[Collected data]

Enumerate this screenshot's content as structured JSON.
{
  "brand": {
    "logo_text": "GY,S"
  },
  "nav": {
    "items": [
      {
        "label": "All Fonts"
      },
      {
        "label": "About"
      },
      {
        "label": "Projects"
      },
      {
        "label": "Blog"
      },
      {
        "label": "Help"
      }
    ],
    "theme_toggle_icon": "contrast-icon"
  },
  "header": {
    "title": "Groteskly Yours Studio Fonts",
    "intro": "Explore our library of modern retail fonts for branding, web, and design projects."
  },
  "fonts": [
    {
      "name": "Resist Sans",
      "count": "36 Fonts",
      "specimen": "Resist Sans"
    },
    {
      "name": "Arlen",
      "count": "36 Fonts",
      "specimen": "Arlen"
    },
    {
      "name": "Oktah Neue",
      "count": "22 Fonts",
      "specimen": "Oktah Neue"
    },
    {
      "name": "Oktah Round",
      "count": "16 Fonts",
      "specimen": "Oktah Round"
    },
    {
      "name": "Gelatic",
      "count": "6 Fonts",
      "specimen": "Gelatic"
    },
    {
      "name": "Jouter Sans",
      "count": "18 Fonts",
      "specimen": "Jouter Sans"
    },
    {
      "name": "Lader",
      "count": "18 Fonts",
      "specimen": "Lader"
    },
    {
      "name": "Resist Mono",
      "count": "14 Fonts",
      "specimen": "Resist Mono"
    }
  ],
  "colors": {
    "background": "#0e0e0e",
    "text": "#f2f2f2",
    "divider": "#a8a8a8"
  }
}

What to do: Write each line above out exactly.

Exercise answer:
Enumerate this screenshot's content as structured JSON.
{
  "brand": {
    "logo_text": "GY,S"
  },
  "nav": {
    "items": [
      {
        "label": "All Fonts"
      },
      {
        "label": "About"
      },
      {
        "label": "Projects"
      },
      {
        "label": "Blog"
      },
      {
        "label": "Help"
      }
    ],
    "theme_toggle_icon": "contrast-icon"
  },
  "header": {
    "title": "Groteskly Yours Studio Fonts",
    "intro": "Explore our library of modern retail fonts for branding, web, and design projects."
  },
  "fonts": [
    {
      "name": "Resist Sans",
      "count": "36 Fonts",
      "specimen": "Resist Sans"
    },
    {
      "name": "Arlen",
      "count": "36 Fonts",
      "specimen": "Arlen"
    },
    {
      "name": "Oktah Neue",
      "count": "22 Fonts",
      "specimen": "Oktah Neue"
    },
    {
      "name": "Oktah Round",
      "count": "16 Fonts",
      "specimen": "Oktah Round"
    },
    {
      "name": "Gelatic",
      "count": "6 Fonts",
      "specimen": "Gelatic"
    },
    {
      "name": "Jouter Sans",
      "count": "18 Fonts",
      "specimen": "Jouter Sans"
    },
    {
      "name": "Lader",
      "count": "18 Fonts",
      "specimen": "Lader"
    },
    {
      "name": "Resist Mono",
      "count": "14 Fonts",
      "specimen": "Resist Mono"
    }
  ],
  "colors": {
    "background": "#0e0e0e",
    "text": "#f2f2f2",
    "divider": "#a8a8a8"
  }
}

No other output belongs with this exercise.